— START OF DATA LINES —
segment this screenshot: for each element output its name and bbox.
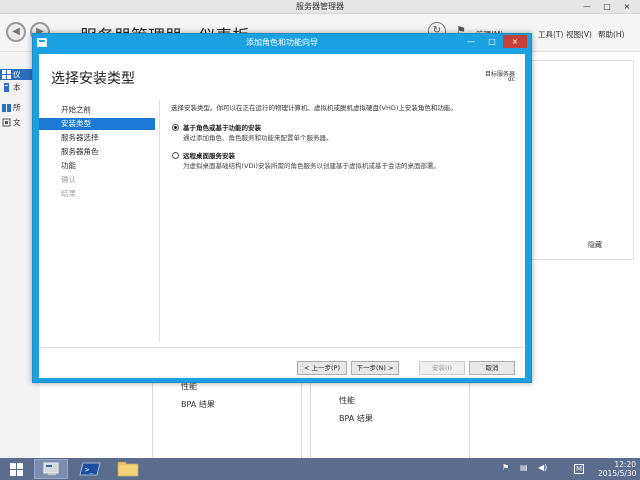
windows-logo-icon: [10, 463, 16, 469]
wizard-title: 添加角色和功能向导: [246, 38, 318, 47]
tile-performance[interactable]: 性能: [339, 395, 355, 406]
tile-bpa-results[interactable]: BPA 结果: [339, 413, 373, 424]
taskbar-clock[interactable]: 12:20 2015/5/30: [598, 460, 640, 478]
menu-view[interactable]: 视图(V): [566, 29, 592, 40]
sidebar-item-label: 本: [13, 83, 21, 92]
ime-icon[interactable]: M: [574, 464, 585, 474]
cancel-button[interactable]: 取消: [469, 361, 515, 375]
role-based-radio[interactable]: [172, 124, 179, 131]
wizard-titlebar: 添加角色和功能向导 — □ ×: [33, 34, 531, 52]
step-confirmation: 确认: [61, 175, 76, 184]
windows-logo-tile: [17, 470, 23, 476]
sidebar-item-label: 仪: [13, 70, 21, 79]
step-server-selection[interactable]: 服务器选择: [39, 132, 155, 144]
back-button[interactable]: ◀: [6, 22, 26, 42]
footer-divider: [39, 347, 525, 348]
sidebar-item-label: 所: [13, 103, 21, 112]
sidebar-item-label: 文: [13, 118, 21, 127]
close-icon[interactable]: ×: [503, 35, 527, 48]
previous-button[interactable]: < 上一步(P): [297, 361, 347, 375]
dashboard-icon: [2, 70, 11, 79]
close-icon[interactable]: ×: [618, 0, 636, 13]
menu-help[interactable]: 帮助(H): [598, 29, 625, 40]
add-roles-wizard-dialog: 添加角色和功能向导 — □ × 选择安装类型 目标服务器 dc 开始之前 安装类…: [32, 33, 532, 383]
step-before-you-begin[interactable]: 开始之前: [39, 104, 155, 116]
taskbar-powershell[interactable]: >_: [74, 459, 108, 479]
windows-logo-tile: [17, 463, 23, 469]
tile-bpa-results[interactable]: BPA 结果: [181, 399, 215, 410]
maximize-icon[interactable]: □: [482, 35, 502, 48]
svg-text:>_: >_: [85, 466, 94, 474]
hide-link[interactable]: 隐藏: [588, 240, 602, 250]
remote-desktop-option-description: 为虚拟桌面基础结构(VDI)安装所需的角色服务以创建基于虚拟机或基于会话的桌面部…: [183, 162, 440, 170]
server-manager-icon: [43, 462, 59, 475]
step-features[interactable]: 功能: [39, 160, 155, 172]
step-server-roles[interactable]: 服务器角色: [39, 146, 155, 158]
file-services-icon: [2, 118, 11, 127]
start-button[interactable]: [0, 459, 34, 479]
install-button: 安装(I): [419, 361, 465, 375]
folder-icon: [117, 462, 139, 477]
local-server-icon: [4, 83, 9, 92]
role-based-option-title[interactable]: 基于角色或基于功能的安装: [183, 122, 261, 132]
wizard-body: 选择安装类型 目标服务器 dc 开始之前 安装类型 服务器选择 服务器角色 功能…: [39, 54, 525, 378]
server-manager-title: 服务器管理器: [296, 2, 344, 11]
taskbar-file-explorer[interactable]: [112, 459, 146, 479]
minimize-icon[interactable]: —: [461, 35, 481, 48]
page-title: 选择安装类型: [51, 71, 135, 87]
menu-tools[interactable]: 工具(T): [538, 29, 563, 40]
maximize-icon[interactable]: □: [598, 0, 616, 13]
all-servers-icon: [2, 104, 11, 112]
windows-logo-tile: [10, 470, 16, 476]
server-manager-titlebar: 服务器管理器 — □ ×: [0, 0, 640, 14]
clock-time: 12:20: [614, 460, 636, 469]
clock-date: 2015/5/30: [598, 469, 637, 478]
taskbar-server-manager[interactable]: [34, 459, 68, 479]
next-button[interactable]: 下一步(N) >: [351, 361, 399, 375]
step-results: 结果: [61, 189, 76, 198]
network-icon[interactable]: ▤: [520, 463, 528, 472]
destination-server-name: dc: [507, 76, 515, 83]
volume-icon[interactable]: ◀): [538, 463, 547, 472]
powershell-icon: >_: [79, 462, 101, 476]
taskbar: >_ ⚑ ▤ ◀) M 12:20 2015/5/30: [0, 458, 640, 480]
welcome-panel: [528, 60, 634, 260]
remote-desktop-radio[interactable]: [172, 152, 179, 159]
nav-divider: [159, 100, 160, 342]
flag-icon[interactable]: ⚑: [502, 463, 509, 472]
installation-type-description: 选择安装类型。你可以在正在运行的物理计算机、虚拟机或脱机虚拟硬盘(VHD)上安装…: [171, 104, 457, 112]
remote-desktop-option-title[interactable]: 远程桌面服务安装: [183, 150, 235, 160]
role-based-option-description: 通过添加角色、角色服务和功能来配置单个服务器。: [183, 134, 333, 142]
step-installation-type[interactable]: 安装类型: [39, 118, 155, 130]
minimize-icon[interactable]: —: [578, 0, 596, 13]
— END OF DATA LINES —
> AIM OF THE EXERCISE
Reproduce the part of the data that opens with the line containing "windows-logo-icon: [10, 463, 16, 469]" and closes with the line containing "ime-icon[interactable]: M: [574, 464, 585, 474]", substituting "clickable" for every occurrence of "interactable" and leaving all else unchanged.

> OUTPUT FOR THIS EXERCISE
windows-logo-icon: [10, 463, 16, 469]
wizard-title: 添加角色和功能向导: [246, 38, 318, 47]
tile-performance[clickable]: 性能: [339, 395, 355, 406]
tile-bpa-results[clickable]: BPA 结果: [339, 413, 373, 424]
taskbar-clock[clickable]: 12:20 2015/5/30: [598, 460, 640, 478]
menu-view[clickable]: 视图(V): [566, 29, 592, 40]
sidebar-item-label: 本: [13, 83, 21, 92]
ime-icon[clickable]: M: [574, 464, 585, 474]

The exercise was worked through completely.